Each record that follows should be repeated exactly, minus any images.

Records
-.-.-
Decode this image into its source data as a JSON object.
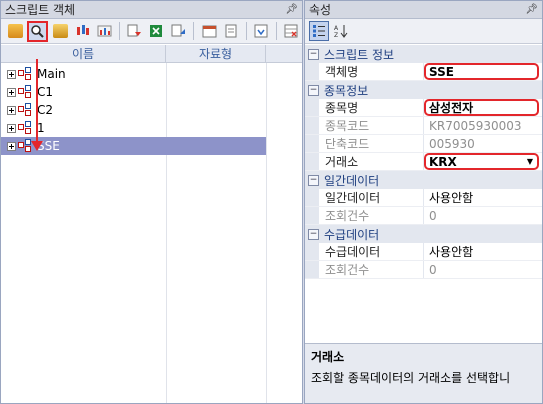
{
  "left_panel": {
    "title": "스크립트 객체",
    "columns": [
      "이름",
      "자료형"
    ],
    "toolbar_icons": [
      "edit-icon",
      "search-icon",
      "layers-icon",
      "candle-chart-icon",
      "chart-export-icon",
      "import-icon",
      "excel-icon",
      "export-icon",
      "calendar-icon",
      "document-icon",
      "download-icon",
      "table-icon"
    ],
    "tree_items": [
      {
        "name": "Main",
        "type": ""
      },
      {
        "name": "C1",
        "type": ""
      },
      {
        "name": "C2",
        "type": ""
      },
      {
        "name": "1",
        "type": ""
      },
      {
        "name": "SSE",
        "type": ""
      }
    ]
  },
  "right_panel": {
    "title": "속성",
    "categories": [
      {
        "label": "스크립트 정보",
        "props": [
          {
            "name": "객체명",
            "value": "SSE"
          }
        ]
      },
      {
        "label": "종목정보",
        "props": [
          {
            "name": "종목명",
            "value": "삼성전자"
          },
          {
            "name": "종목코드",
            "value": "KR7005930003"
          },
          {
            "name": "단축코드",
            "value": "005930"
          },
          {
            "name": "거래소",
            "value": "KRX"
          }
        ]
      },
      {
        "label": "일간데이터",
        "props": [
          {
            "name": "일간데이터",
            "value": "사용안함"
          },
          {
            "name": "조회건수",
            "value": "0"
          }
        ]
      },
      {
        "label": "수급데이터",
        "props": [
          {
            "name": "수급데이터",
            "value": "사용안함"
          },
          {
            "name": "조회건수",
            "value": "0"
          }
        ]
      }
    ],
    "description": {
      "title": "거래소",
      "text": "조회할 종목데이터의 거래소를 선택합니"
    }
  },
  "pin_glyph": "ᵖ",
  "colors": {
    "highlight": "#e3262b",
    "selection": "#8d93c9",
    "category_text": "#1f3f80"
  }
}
-.-.-
**The reply**:
Decode this image into its source data as a JSON object.
{
  "left_panel": {
    "title": "스크립트 객체",
    "columns": [
      "이름",
      "자료형"
    ],
    "toolbar_icons": [
      "edit-icon",
      "search-icon",
      "layers-icon",
      "candle-chart-icon",
      "chart-export-icon",
      "import-icon",
      "excel-icon",
      "export-icon",
      "calendar-icon",
      "document-icon",
      "download-icon",
      "table-icon"
    ],
    "tree_items": [
      {
        "name": "Main",
        "type": ""
      },
      {
        "name": "C1",
        "type": ""
      },
      {
        "name": "C2",
        "type": ""
      },
      {
        "name": "1",
        "type": ""
      },
      {
        "name": "SSE",
        "type": ""
      }
    ]
  },
  "right_panel": {
    "title": "속성",
    "categories": [
      {
        "label": "스크립트 정보",
        "props": [
          {
            "name": "객체명",
            "value": "SSE"
          }
        ]
      },
      {
        "label": "종목정보",
        "props": [
          {
            "name": "종목명",
            "value": "삼성전자"
          },
          {
            "name": "종목코드",
            "value": "KR7005930003"
          },
          {
            "name": "단축코드",
            "value": "005930"
          },
          {
            "name": "거래소",
            "value": "KRX"
          }
        ]
      },
      {
        "label": "일간데이터",
        "props": [
          {
            "name": "일간데이터",
            "value": "사용안함"
          },
          {
            "name": "조회건수",
            "value": "0"
          }
        ]
      },
      {
        "label": "수급데이터",
        "props": [
          {
            "name": "수급데이터",
            "value": "사용안함"
          },
          {
            "name": "조회건수",
            "value": "0"
          }
        ]
      }
    ],
    "description": {
      "title": "거래소",
      "text": "조회할 종목데이터의 거래소를 선택합니"
    }
  },
  "pin_glyph": "ᵖ",
  "colors": {
    "highlight": "#e3262b",
    "selection": "#8d93c9",
    "category_text": "#1f3f80"
  }
}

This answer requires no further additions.